STATED PROBLEM: Repeat each entry as written and leave the images out of the copy.
================
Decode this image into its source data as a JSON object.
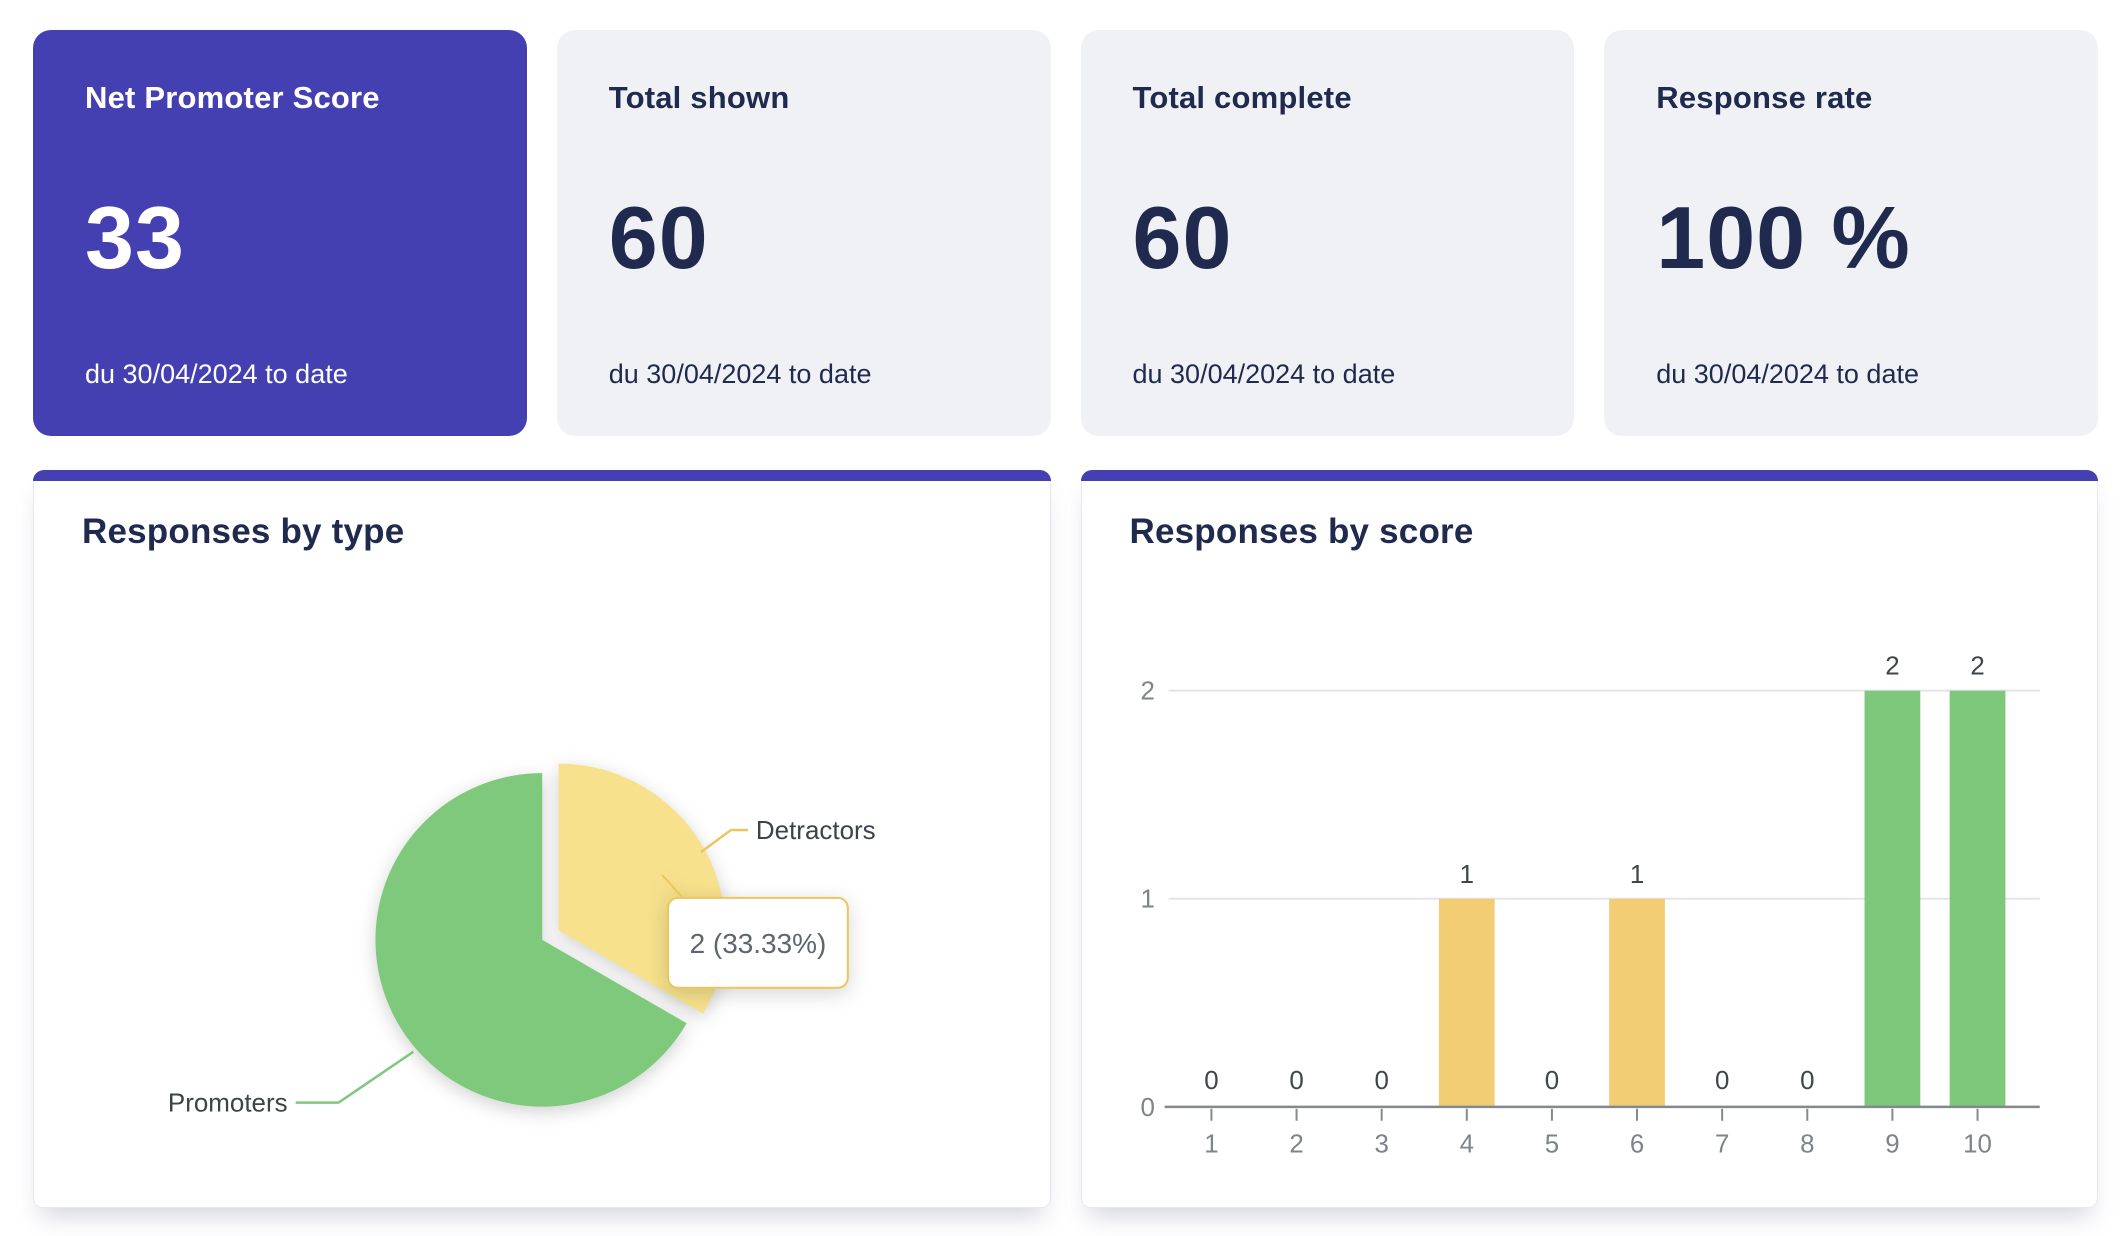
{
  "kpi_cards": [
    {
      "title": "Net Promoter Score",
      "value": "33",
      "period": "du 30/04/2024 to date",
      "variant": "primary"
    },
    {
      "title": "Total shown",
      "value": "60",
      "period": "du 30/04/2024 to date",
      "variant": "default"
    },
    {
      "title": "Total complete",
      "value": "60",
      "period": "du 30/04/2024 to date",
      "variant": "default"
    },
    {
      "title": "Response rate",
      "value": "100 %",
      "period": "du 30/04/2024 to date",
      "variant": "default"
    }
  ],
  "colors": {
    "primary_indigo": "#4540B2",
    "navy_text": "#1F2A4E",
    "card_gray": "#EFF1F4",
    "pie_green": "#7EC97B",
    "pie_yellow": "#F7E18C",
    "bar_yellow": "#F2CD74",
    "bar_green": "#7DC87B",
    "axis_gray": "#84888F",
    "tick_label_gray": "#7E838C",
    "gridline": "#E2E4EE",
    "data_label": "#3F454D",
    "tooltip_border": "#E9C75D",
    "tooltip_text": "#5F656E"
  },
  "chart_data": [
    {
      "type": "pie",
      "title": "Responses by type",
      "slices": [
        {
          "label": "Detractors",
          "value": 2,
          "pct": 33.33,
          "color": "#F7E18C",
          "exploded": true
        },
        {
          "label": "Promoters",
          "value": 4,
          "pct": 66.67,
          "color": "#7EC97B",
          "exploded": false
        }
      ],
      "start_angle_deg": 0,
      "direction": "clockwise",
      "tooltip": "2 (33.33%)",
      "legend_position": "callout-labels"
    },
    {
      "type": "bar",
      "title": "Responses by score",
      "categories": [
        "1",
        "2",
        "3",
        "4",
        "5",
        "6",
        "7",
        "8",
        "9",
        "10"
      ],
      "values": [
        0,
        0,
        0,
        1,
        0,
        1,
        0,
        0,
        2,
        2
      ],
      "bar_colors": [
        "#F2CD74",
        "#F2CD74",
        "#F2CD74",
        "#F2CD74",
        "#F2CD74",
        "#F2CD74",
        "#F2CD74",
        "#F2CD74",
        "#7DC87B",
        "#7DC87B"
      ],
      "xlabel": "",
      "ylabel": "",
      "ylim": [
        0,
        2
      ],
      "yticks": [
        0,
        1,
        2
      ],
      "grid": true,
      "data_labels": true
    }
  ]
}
================
RESULT:
Decode this image into its source data as a JSON object.
{
  "kpi_cards": [
    {
      "title": "Net Promoter Score",
      "value": "33",
      "period": "du 30/04/2024 to date",
      "variant": "primary"
    },
    {
      "title": "Total shown",
      "value": "60",
      "period": "du 30/04/2024 to date",
      "variant": "default"
    },
    {
      "title": "Total complete",
      "value": "60",
      "period": "du 30/04/2024 to date",
      "variant": "default"
    },
    {
      "title": "Response rate",
      "value": "100 %",
      "period": "du 30/04/2024 to date",
      "variant": "default"
    }
  ],
  "colors": {
    "primary_indigo": "#4540B2",
    "navy_text": "#1F2A4E",
    "card_gray": "#EFF1F4",
    "pie_green": "#7EC97B",
    "pie_yellow": "#F7E18C",
    "bar_yellow": "#F2CD74",
    "bar_green": "#7DC87B",
    "axis_gray": "#84888F",
    "tick_label_gray": "#7E838C",
    "gridline": "#E2E4EE",
    "data_label": "#3F454D",
    "tooltip_border": "#E9C75D",
    "tooltip_text": "#5F656E"
  },
  "chart_data": [
    {
      "type": "pie",
      "title": "Responses by type",
      "slices": [
        {
          "label": "Detractors",
          "value": 2,
          "pct": 33.33,
          "color": "#F7E18C",
          "exploded": true
        },
        {
          "label": "Promoters",
          "value": 4,
          "pct": 66.67,
          "color": "#7EC97B",
          "exploded": false
        }
      ],
      "start_angle_deg": 0,
      "direction": "clockwise",
      "tooltip": "2 (33.33%)",
      "legend_position": "callout-labels"
    },
    {
      "type": "bar",
      "title": "Responses by score",
      "categories": [
        "1",
        "2",
        "3",
        "4",
        "5",
        "6",
        "7",
        "8",
        "9",
        "10"
      ],
      "values": [
        0,
        0,
        0,
        1,
        0,
        1,
        0,
        0,
        2,
        2
      ],
      "bar_colors": [
        "#F2CD74",
        "#F2CD74",
        "#F2CD74",
        "#F2CD74",
        "#F2CD74",
        "#F2CD74",
        "#F2CD74",
        "#F2CD74",
        "#7DC87B",
        "#7DC87B"
      ],
      "xlabel": "",
      "ylabel": "",
      "ylim": [
        0,
        2
      ],
      "yticks": [
        0,
        1,
        2
      ],
      "grid": true,
      "data_labels": true
    }
  ]
}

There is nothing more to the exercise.